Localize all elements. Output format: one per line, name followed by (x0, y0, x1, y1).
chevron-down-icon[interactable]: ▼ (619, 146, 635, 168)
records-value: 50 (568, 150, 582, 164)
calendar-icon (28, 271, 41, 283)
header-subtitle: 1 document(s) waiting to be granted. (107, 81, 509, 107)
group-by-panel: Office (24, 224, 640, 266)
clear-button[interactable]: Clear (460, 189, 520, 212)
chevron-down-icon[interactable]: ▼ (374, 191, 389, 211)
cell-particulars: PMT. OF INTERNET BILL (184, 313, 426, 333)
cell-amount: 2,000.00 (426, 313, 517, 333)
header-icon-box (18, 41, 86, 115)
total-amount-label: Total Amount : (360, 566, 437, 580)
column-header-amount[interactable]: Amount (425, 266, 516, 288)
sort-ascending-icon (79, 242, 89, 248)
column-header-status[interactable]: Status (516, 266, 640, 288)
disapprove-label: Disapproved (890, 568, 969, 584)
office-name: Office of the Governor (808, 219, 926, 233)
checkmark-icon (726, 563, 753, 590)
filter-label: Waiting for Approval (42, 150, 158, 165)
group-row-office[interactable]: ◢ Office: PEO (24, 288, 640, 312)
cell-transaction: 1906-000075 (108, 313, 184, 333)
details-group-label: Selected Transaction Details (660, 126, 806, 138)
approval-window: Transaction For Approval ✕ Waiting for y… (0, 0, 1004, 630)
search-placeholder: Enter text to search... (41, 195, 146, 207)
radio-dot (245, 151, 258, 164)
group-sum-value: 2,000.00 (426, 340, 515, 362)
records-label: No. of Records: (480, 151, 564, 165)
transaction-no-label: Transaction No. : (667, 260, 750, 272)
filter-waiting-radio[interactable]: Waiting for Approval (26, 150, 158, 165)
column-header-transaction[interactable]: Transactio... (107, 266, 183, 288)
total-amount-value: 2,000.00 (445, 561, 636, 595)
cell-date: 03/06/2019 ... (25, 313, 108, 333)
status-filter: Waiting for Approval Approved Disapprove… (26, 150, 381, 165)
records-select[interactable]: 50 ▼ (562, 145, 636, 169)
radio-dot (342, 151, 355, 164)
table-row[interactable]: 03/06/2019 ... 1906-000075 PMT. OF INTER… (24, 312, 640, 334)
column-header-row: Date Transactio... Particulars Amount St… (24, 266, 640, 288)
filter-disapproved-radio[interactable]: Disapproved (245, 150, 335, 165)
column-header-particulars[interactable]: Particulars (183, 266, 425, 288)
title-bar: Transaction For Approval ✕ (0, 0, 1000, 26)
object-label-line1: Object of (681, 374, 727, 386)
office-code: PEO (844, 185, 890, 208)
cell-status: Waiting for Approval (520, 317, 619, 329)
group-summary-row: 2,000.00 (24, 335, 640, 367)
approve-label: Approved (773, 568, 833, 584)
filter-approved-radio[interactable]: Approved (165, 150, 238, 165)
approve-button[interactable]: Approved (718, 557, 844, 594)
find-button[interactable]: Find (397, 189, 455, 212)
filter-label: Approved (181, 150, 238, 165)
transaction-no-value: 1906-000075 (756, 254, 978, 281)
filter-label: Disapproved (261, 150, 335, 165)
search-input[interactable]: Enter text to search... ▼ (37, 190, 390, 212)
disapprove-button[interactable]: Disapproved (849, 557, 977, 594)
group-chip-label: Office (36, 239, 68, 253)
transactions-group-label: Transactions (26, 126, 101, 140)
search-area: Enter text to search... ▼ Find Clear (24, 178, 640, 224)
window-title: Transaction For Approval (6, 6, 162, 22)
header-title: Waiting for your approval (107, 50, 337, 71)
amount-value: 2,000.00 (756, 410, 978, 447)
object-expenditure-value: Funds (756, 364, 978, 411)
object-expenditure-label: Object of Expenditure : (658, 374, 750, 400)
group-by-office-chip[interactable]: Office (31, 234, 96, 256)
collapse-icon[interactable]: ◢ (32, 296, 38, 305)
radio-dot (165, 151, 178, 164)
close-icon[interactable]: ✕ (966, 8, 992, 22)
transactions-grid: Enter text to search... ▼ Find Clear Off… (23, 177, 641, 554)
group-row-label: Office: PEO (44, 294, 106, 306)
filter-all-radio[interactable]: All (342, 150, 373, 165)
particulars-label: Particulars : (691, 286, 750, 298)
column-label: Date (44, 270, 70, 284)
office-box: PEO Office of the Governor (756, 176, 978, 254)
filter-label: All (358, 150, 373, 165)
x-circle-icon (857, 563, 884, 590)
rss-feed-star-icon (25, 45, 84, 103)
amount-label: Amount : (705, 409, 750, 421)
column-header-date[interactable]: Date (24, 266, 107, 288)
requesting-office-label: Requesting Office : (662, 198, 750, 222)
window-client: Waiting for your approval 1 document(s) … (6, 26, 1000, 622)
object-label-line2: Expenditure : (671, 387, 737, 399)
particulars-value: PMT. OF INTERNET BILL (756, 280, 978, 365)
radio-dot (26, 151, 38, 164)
● ● ● ● ●
- _STATED GOAL_
Please reproduce every line of the records above, word for word and in the same order.

- _THE COMPLETED TASK_
Localize all elements. Output format: one per line, name followed by (x0, y0, x1, y1).
chevron-down-icon[interactable]: ▼ (619, 146, 635, 168)
records-value: 50 (568, 150, 582, 164)
calendar-icon (28, 271, 41, 283)
header-subtitle: 1 document(s) waiting to be granted. (107, 81, 509, 107)
group-by-panel: Office (24, 224, 640, 266)
clear-button[interactable]: Clear (460, 189, 520, 212)
chevron-down-icon[interactable]: ▼ (374, 191, 389, 211)
cell-particulars: PMT. OF INTERNET BILL (184, 313, 426, 333)
cell-amount: 2,000.00 (426, 313, 517, 333)
header-icon-box (18, 41, 86, 115)
total-amount-label: Total Amount : (360, 566, 437, 580)
column-header-amount[interactable]: Amount (425, 266, 516, 288)
sort-ascending-icon (79, 242, 89, 248)
column-header-status[interactable]: Status (516, 266, 640, 288)
disapprove-label: Disapproved (890, 568, 969, 584)
office-name: Office of the Governor (808, 219, 926, 233)
checkmark-icon (726, 563, 753, 590)
filter-label: Waiting for Approval (42, 150, 158, 165)
group-row-office[interactable]: ◢ Office: PEO (24, 288, 640, 312)
cell-transaction: 1906-000075 (108, 313, 184, 333)
details-group-label: Selected Transaction Details (660, 126, 806, 138)
approval-window: Transaction For Approval ✕ Waiting for y… (0, 0, 1004, 630)
search-placeholder: Enter text to search... (41, 195, 146, 207)
radio-dot (245, 151, 258, 164)
group-sum-value: 2,000.00 (426, 340, 515, 362)
records-label: No. of Records: (480, 151, 564, 165)
transaction-no-label: Transaction No. : (667, 260, 750, 272)
filter-waiting-radio[interactable]: Waiting for Approval (26, 150, 158, 165)
column-header-transaction[interactable]: Transactio... (107, 266, 183, 288)
total-amount-value: 2,000.00 (445, 561, 636, 595)
cell-date: 03/06/2019 ... (25, 313, 108, 333)
status-filter: Waiting for Approval Approved Disapprove… (26, 150, 381, 165)
records-select[interactable]: 50 ▼ (562, 145, 636, 169)
radio-dot (342, 151, 355, 164)
table-row[interactable]: 03/06/2019 ... 1906-000075 PMT. OF INTER… (24, 312, 640, 334)
column-header-row: Date Transactio... Particulars Amount St… (24, 266, 640, 288)
filter-disapproved-radio[interactable]: Disapproved (245, 150, 335, 165)
column-header-particulars[interactable]: Particulars (183, 266, 425, 288)
title-bar: Transaction For Approval ✕ (0, 0, 1000, 26)
object-label-line1: Object of (681, 374, 727, 386)
office-code: PEO (844, 185, 890, 208)
cell-status: Waiting for Approval (520, 317, 619, 329)
group-summary-row: 2,000.00 (24, 335, 640, 367)
approve-label: Approved (773, 568, 833, 584)
filter-approved-radio[interactable]: Approved (165, 150, 238, 165)
approve-button[interactable]: Approved (718, 557, 844, 594)
find-button[interactable]: Find (397, 189, 455, 212)
filter-label: Approved (181, 150, 238, 165)
transaction-no-value: 1906-000075 (756, 254, 978, 281)
filter-label: Disapproved (261, 150, 335, 165)
search-input[interactable]: Enter text to search... ▼ (37, 190, 390, 212)
disapprove-button[interactable]: Disapproved (849, 557, 977, 594)
group-chip-label: Office (36, 239, 68, 253)
transactions-group-label: Transactions (26, 126, 101, 140)
search-area: Enter text to search... ▼ Find Clear (24, 178, 640, 224)
window-title: Transaction For Approval (6, 6, 162, 22)
header-title: Waiting for your approval (107, 50, 337, 71)
amount-value: 2,000.00 (756, 410, 978, 447)
object-expenditure-value: Funds (756, 364, 978, 411)
object-expenditure-label: Object of Expenditure : (658, 374, 750, 400)
group-by-office-chip[interactable]: Office (31, 234, 96, 256)
collapse-icon[interactable]: ◢ (32, 296, 38, 305)
radio-dot (165, 151, 178, 164)
close-icon[interactable]: ✕ (966, 8, 992, 22)
transactions-grid: Enter text to search... ▼ Find Clear Off… (23, 177, 641, 554)
group-row-label: Office: PEO (44, 294, 106, 306)
filter-all-radio[interactable]: All (342, 150, 373, 165)
particulars-label: Particulars : (691, 286, 750, 298)
column-label: Date (44, 270, 70, 284)
office-box: PEO Office of the Governor (756, 176, 978, 254)
filter-label: All (358, 150, 373, 165)
x-circle-icon (857, 563, 884, 590)
rss-feed-star-icon (25, 45, 84, 103)
amount-label: Amount : (705, 409, 750, 421)
column-header-date[interactable]: Date (24, 266, 107, 288)
requesting-office-label: Requesting Office : (662, 198, 750, 222)
window-client: Waiting for your approval 1 document(s) … (6, 26, 1000, 622)
object-label-line2: Expenditure : (671, 387, 737, 399)
particulars-value: PMT. OF INTERNET BILL (756, 280, 978, 365)
radio-dot (26, 151, 38, 164)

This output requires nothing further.